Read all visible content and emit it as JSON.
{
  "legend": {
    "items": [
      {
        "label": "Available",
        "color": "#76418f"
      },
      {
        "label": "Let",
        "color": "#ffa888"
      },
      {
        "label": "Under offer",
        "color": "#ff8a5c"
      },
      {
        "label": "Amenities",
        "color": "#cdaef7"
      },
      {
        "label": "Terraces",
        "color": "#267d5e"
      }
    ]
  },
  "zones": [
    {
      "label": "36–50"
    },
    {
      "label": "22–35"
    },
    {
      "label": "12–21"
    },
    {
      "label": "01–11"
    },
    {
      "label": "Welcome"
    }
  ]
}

:::::

What is needed
From the entries above, select each line containing the string "label".

Answer to the exercise
        "label": "Available",
        "label": "Let",
        "label": "Under offer",
        "label": "Amenities",
        "label": "Terraces",
      "label": "36–50"
      "label": "22–35"
      "label": "12–21"
      "label": "01–11"
      "label": "Welcome"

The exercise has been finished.